START PASSAGE SHOWN

Electrophoretic deposition of gentamicin and chitosan into titanium nanotubes to target periprosthetic joint infection.

Periprosthetic joint infection (PJI) occurs in 1%-2% of primary total hip and knee arthroplasties; the rate can reach 20% in individuals at risk. Due to the low local bioavailability of systemic antibiotics and possible off-target effects, localized drug delivery systems are of great importance. Our aim was the electrophoretic deposition (EPD) of gentamicin and chitosan in Titanium (Ti) nanotubes to establish a local, prolonged antibiotic delivery. Nanotubes were created on Ti wire with a two-step anodization process. For drug deposition, EPD and the air-dry methods were compared. For a prolonged drug release, gentamicin and crosslinked chitosan were deposited in a two-step EPD process. Drug release was quantified by fractional volume sampling. The Ti wires were tested against Staphylococcus aureus by agar dilution and liquid culture methods. MC3T3-E1 osteoblastic cell viability was determined with trypan blue. Nanotubes were characterized by a 100 nm diameter and 7 μm length. EPD allowed a higher amount of gentamicin deposited than the air-dry method. Drug deposition was controllable by adjusting the voltage and duration of the EPD process. The crosslinked chitosan layer allowed diffusion-driven release kinetics for up to 3 days. Gentamicin-loaded Ti wires significantly inhibited bacterial growth and resulted in a larger inhibition zone compared to unloaded wires. Twenty-four hours of incubation with loaded wires did not have a significant effect on osteoblast viability. Gentamicin-loaded Ti nanotubes represent a promising approach for PJI prevention, as well as a valuable preclinical tool for the investigation of localized drug delivery systems created on Ti surface.

END PASSAGE SHOWN
START MATERIAL SHOWN

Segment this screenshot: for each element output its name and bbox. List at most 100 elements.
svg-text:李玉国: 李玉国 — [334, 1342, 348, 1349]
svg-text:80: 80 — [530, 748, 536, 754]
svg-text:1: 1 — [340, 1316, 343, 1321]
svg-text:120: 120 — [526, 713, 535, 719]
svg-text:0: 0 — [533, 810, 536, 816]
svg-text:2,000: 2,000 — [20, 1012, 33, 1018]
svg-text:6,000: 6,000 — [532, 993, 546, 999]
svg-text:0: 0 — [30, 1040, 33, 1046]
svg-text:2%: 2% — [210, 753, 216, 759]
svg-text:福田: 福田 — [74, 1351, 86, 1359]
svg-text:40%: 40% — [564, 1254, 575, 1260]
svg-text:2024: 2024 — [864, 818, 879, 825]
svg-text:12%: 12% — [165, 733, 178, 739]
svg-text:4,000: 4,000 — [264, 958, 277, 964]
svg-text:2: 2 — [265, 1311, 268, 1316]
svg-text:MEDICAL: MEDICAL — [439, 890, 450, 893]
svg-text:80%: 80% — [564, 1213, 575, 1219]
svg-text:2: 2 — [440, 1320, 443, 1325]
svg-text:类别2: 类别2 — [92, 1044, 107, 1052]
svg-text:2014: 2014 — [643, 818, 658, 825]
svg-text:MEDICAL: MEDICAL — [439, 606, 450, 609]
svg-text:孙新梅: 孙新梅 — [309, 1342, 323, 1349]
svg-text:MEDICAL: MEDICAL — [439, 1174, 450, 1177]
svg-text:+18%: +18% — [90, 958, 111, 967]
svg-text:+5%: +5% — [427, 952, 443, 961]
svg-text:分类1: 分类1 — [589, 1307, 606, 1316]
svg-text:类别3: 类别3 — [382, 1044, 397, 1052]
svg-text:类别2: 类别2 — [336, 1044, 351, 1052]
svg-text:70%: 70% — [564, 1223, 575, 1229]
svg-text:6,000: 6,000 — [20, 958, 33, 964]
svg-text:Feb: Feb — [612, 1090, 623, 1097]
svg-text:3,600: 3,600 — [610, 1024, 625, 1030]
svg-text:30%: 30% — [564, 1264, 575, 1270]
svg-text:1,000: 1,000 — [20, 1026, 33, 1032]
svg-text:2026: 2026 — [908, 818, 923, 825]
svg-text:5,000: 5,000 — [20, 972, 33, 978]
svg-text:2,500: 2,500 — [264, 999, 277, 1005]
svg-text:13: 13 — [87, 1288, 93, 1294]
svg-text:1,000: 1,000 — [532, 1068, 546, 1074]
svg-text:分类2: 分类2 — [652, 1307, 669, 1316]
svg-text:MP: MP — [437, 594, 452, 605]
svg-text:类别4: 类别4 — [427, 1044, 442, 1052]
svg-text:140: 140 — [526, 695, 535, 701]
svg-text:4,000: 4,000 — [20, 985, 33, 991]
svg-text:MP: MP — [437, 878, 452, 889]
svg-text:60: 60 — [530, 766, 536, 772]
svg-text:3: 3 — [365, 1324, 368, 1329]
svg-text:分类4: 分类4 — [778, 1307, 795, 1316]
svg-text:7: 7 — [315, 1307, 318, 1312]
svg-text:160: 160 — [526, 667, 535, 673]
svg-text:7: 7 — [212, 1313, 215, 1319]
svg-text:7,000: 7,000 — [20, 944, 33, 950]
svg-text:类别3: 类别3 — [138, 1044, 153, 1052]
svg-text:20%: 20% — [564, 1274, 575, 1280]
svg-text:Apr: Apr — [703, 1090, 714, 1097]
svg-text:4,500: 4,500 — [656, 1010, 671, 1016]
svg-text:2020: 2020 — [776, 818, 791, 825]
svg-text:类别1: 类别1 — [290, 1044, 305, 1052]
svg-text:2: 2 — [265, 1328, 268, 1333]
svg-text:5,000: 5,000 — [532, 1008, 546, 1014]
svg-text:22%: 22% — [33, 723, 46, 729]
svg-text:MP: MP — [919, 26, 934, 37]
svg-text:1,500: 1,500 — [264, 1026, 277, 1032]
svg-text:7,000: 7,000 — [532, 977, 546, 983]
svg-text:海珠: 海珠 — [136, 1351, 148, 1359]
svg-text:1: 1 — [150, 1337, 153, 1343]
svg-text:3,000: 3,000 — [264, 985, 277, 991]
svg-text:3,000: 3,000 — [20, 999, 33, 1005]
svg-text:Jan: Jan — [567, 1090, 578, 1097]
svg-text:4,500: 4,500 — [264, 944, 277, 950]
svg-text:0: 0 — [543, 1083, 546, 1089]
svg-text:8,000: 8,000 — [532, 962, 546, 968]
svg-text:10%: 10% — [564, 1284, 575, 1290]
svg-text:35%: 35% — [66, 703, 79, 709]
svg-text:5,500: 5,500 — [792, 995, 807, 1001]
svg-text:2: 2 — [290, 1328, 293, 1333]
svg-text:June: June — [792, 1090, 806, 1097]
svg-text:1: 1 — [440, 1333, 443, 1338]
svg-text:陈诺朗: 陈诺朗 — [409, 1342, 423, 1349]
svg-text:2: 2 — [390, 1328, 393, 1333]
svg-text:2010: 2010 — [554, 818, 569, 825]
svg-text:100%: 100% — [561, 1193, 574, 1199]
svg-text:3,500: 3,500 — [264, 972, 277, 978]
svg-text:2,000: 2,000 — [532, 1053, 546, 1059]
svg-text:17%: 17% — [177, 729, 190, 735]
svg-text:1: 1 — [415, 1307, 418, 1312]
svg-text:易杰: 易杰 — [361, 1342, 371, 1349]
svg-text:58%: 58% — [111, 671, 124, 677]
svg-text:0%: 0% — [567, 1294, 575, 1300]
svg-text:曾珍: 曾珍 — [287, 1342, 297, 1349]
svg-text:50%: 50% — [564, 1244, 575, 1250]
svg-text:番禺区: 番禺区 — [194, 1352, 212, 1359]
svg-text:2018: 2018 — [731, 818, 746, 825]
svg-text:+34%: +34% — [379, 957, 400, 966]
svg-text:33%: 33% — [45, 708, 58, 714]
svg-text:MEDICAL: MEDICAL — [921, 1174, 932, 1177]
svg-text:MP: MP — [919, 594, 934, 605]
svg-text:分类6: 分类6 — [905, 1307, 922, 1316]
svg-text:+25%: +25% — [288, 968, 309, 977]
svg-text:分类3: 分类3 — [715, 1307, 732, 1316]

END MATERIAL SHOWN

- DIRECTIONS FOR THIS TASK -
Answer these questions from the abstract on gentamicin and chitosan in titanium nanotubes.
(a) In what share of primary total hip and knee arthroplasties does periprosthetic joint infection occur?
(b) What diameter and length did the nanotubes have?
(c) For how long did the crosslinked chitosan layer allow diffusion-driven release?

- TASK RESULT -
(a) 1%-2%
(b) A 100 nm diameter and a 7 μm length
(c) Up to 3 days